Requirements -> Reproduce the lines below word for word, leaving out the picture.
=== Records for this exercise ===
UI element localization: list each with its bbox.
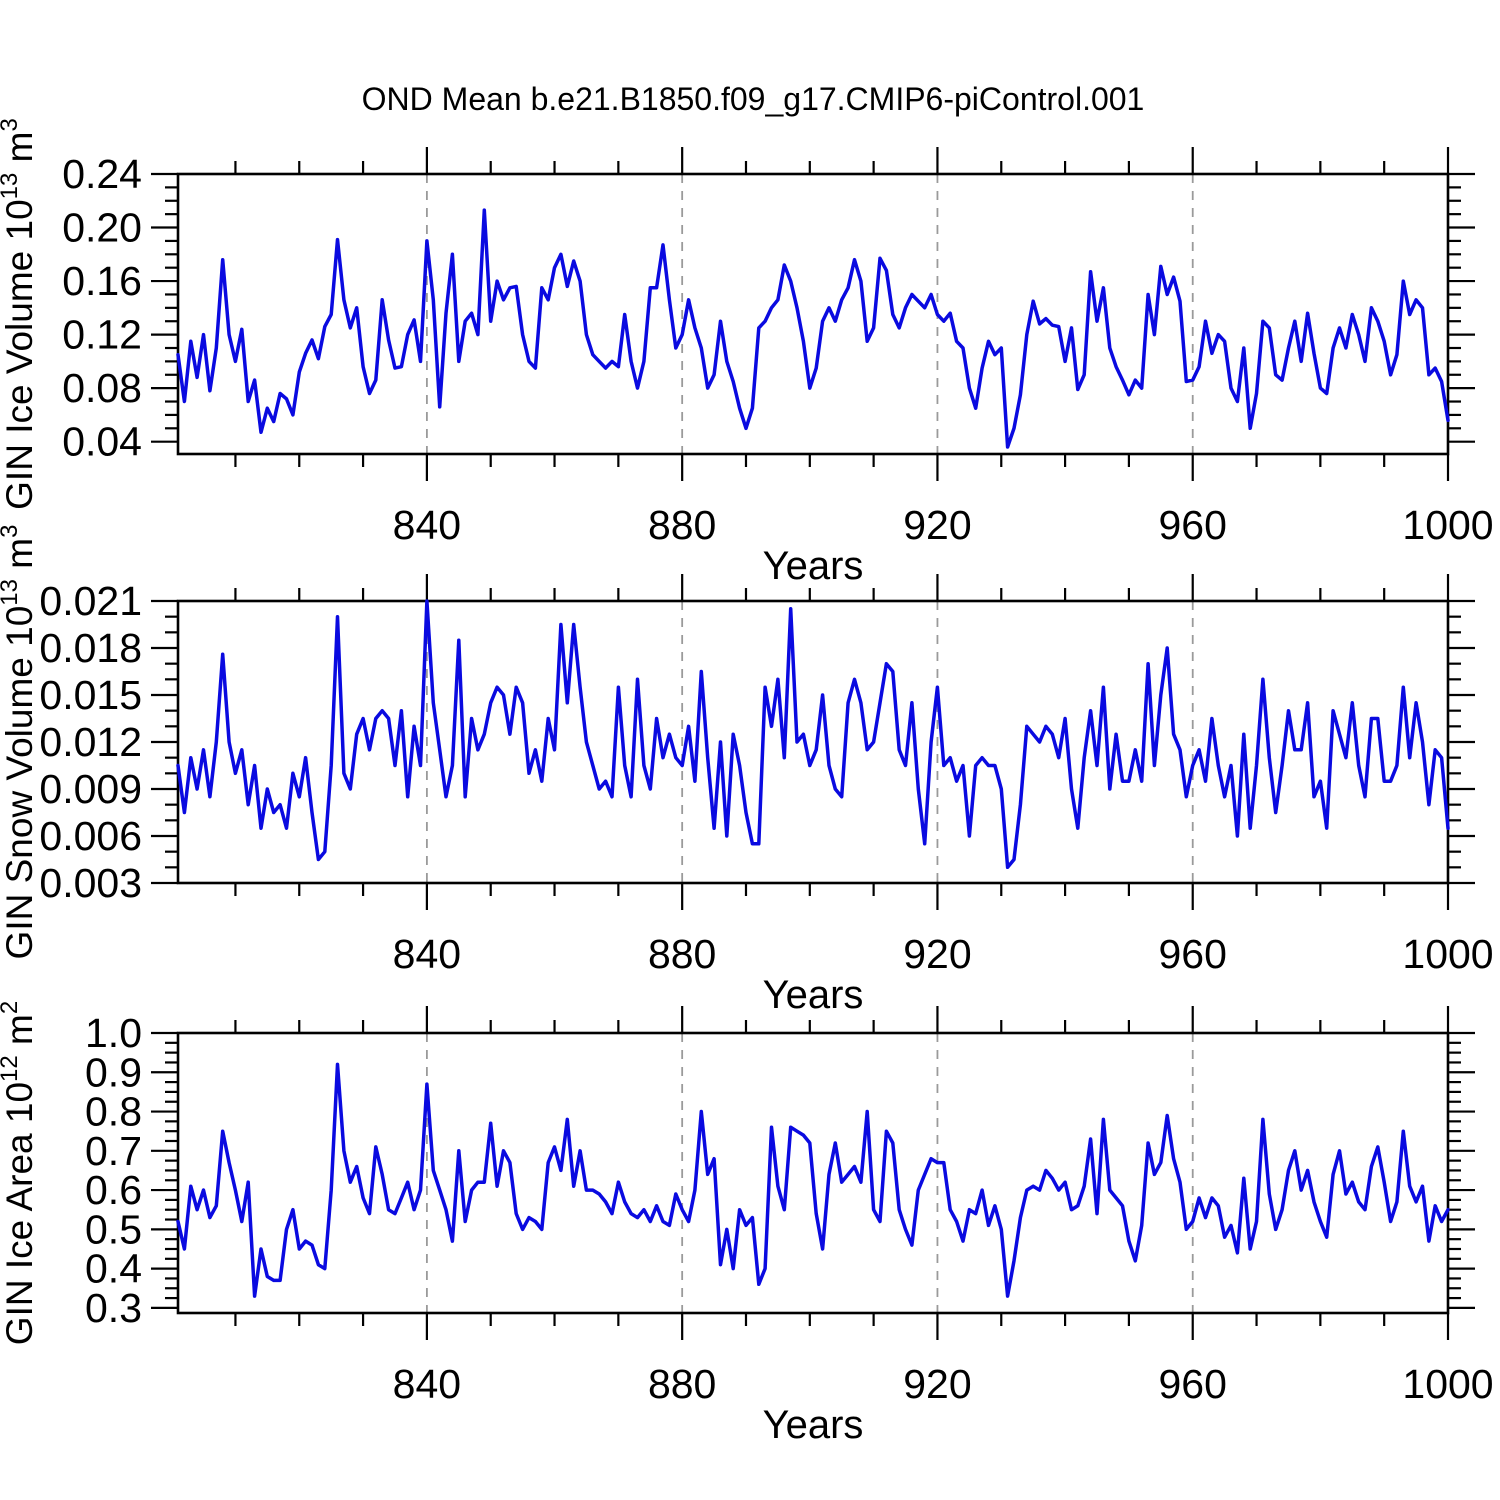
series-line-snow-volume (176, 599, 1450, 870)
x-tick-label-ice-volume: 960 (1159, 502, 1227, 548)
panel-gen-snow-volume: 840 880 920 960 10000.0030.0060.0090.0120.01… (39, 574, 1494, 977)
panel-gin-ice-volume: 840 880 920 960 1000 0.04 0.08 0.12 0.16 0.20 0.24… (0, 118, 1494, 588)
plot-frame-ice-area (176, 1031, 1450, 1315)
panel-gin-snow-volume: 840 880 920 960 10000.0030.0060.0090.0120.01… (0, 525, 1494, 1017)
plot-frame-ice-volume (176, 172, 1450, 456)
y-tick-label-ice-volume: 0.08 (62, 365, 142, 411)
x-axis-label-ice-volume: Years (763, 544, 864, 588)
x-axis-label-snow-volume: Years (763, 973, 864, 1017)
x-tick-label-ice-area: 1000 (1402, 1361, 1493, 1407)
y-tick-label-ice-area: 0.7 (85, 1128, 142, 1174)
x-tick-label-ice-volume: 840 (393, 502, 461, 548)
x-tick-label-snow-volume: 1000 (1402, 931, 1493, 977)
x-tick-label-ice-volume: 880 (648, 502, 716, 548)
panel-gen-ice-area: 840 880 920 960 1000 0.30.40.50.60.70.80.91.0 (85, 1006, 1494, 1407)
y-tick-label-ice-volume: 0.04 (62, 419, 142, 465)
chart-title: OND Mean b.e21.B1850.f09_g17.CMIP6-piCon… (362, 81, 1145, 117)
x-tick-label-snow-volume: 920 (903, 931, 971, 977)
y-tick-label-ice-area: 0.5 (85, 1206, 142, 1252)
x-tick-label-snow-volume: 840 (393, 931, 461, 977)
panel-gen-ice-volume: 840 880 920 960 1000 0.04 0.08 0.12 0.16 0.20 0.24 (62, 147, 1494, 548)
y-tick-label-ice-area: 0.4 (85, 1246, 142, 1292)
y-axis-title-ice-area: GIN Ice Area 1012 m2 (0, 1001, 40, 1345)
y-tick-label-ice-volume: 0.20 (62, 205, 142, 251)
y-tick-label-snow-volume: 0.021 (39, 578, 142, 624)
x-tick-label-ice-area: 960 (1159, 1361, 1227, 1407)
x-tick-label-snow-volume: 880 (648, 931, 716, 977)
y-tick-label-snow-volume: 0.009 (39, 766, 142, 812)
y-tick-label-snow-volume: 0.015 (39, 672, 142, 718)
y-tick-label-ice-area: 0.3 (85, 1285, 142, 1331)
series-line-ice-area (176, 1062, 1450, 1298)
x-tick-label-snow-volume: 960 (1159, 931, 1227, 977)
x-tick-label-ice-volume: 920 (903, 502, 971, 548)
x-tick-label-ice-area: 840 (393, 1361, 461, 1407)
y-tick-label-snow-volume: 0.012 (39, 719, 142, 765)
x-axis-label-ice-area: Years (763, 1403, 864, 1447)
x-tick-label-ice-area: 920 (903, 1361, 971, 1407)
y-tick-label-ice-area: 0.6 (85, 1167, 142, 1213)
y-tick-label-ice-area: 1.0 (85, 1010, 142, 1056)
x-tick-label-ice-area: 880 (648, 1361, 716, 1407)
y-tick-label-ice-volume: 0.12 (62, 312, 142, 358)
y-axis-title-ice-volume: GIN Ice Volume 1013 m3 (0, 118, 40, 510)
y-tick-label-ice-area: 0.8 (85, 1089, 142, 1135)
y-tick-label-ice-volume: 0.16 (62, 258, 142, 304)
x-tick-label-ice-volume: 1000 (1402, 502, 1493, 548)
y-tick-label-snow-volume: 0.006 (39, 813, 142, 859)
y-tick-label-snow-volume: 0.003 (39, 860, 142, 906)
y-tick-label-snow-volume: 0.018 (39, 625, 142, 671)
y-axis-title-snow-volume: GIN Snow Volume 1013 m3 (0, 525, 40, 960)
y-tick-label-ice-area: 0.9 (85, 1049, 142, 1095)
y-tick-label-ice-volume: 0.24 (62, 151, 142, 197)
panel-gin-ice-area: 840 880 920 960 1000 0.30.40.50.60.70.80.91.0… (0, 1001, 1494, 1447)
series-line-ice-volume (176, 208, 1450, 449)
===
Solution to the exercise ->
UI element localization: list each with its bbox.
series-line-snow-volume (176, 599, 1450, 870)
x-tick-label-ice-volume: 960 (1159, 502, 1227, 548)
panel-gen-snow-volume: 840 880 920 960 10000.0030.0060.0090.0120.01… (39, 574, 1494, 977)
panel-gin-ice-volume: 840 880 920 960 1000 0.04 0.08 0.12 0.16 0.20 0.24… (0, 118, 1494, 588)
plot-frame-ice-area (176, 1031, 1450, 1315)
panel-gin-snow-volume: 840 880 920 960 10000.0030.0060.0090.0120.01… (0, 525, 1494, 1017)
plot-frame-ice-volume (176, 172, 1450, 456)
y-tick-label-ice-volume: 0.08 (62, 365, 142, 411)
x-axis-label-ice-volume: Years (763, 544, 864, 588)
x-axis-label-snow-volume: Years (763, 973, 864, 1017)
x-tick-label-ice-area: 1000 (1402, 1361, 1493, 1407)
y-tick-label-ice-area: 0.7 (85, 1128, 142, 1174)
x-tick-label-ice-volume: 840 (393, 502, 461, 548)
x-tick-label-snow-volume: 1000 (1402, 931, 1493, 977)
x-tick-label-ice-volume: 880 (648, 502, 716, 548)
panel-gen-ice-area: 840 880 920 960 1000 0.30.40.50.60.70.80.91.0 (85, 1006, 1494, 1407)
y-tick-label-ice-volume: 0.04 (62, 419, 142, 465)
chart-title: OND Mean b.e21.B1850.f09_g17.CMIP6-piCon… (362, 81, 1145, 117)
x-tick-label-snow-volume: 920 (903, 931, 971, 977)
y-tick-label-ice-area: 0.5 (85, 1206, 142, 1252)
x-tick-label-snow-volume: 840 (393, 931, 461, 977)
panel-gen-ice-volume: 840 880 920 960 1000 0.04 0.08 0.12 0.16 0.20 0.24 (62, 147, 1494, 548)
y-tick-label-ice-area: 0.4 (85, 1246, 142, 1292)
y-axis-title-ice-area: GIN Ice Area 1012 m2 (0, 1001, 40, 1345)
y-tick-label-ice-volume: 0.20 (62, 205, 142, 251)
y-tick-label-snow-volume: 0.021 (39, 578, 142, 624)
x-tick-label-ice-area: 960 (1159, 1361, 1227, 1407)
x-tick-label-snow-volume: 880 (648, 931, 716, 977)
y-tick-label-snow-volume: 0.009 (39, 766, 142, 812)
y-tick-label-snow-volume: 0.015 (39, 672, 142, 718)
y-tick-label-ice-area: 0.3 (85, 1285, 142, 1331)
series-line-ice-area (176, 1062, 1450, 1298)
x-tick-label-snow-volume: 960 (1159, 931, 1227, 977)
x-tick-label-ice-volume: 920 (903, 502, 971, 548)
x-tick-label-ice-area: 840 (393, 1361, 461, 1407)
y-tick-label-snow-volume: 0.012 (39, 719, 142, 765)
x-axis-label-ice-area: Years (763, 1403, 864, 1447)
x-tick-label-ice-area: 920 (903, 1361, 971, 1407)
y-tick-label-ice-area: 0.6 (85, 1167, 142, 1213)
y-tick-label-ice-area: 1.0 (85, 1010, 142, 1056)
x-tick-label-ice-area: 880 (648, 1361, 716, 1407)
y-tick-label-ice-volume: 0.12 (62, 312, 142, 358)
y-axis-title-ice-volume: GIN Ice Volume 1013 m3 (0, 118, 40, 510)
y-tick-label-ice-area: 0.8 (85, 1089, 142, 1135)
y-tick-label-ice-volume: 0.16 (62, 258, 142, 304)
x-tick-label-ice-volume: 1000 (1402, 502, 1493, 548)
y-tick-label-snow-volume: 0.006 (39, 813, 142, 859)
y-tick-label-snow-volume: 0.003 (39, 860, 142, 906)
y-tick-label-snow-volume: 0.018 (39, 625, 142, 671)
y-axis-title-snow-volume: GIN Snow Volume 1013 m3 (0, 525, 40, 960)
y-tick-label-ice-area: 0.9 (85, 1049, 142, 1095)
y-tick-label-ice-volume: 0.24 (62, 151, 142, 197)
panel-gin-ice-area: 840 880 920 960 1000 0.30.40.50.60.70.80.91.0… (0, 1001, 1494, 1447)
series-line-ice-volume (176, 208, 1450, 449)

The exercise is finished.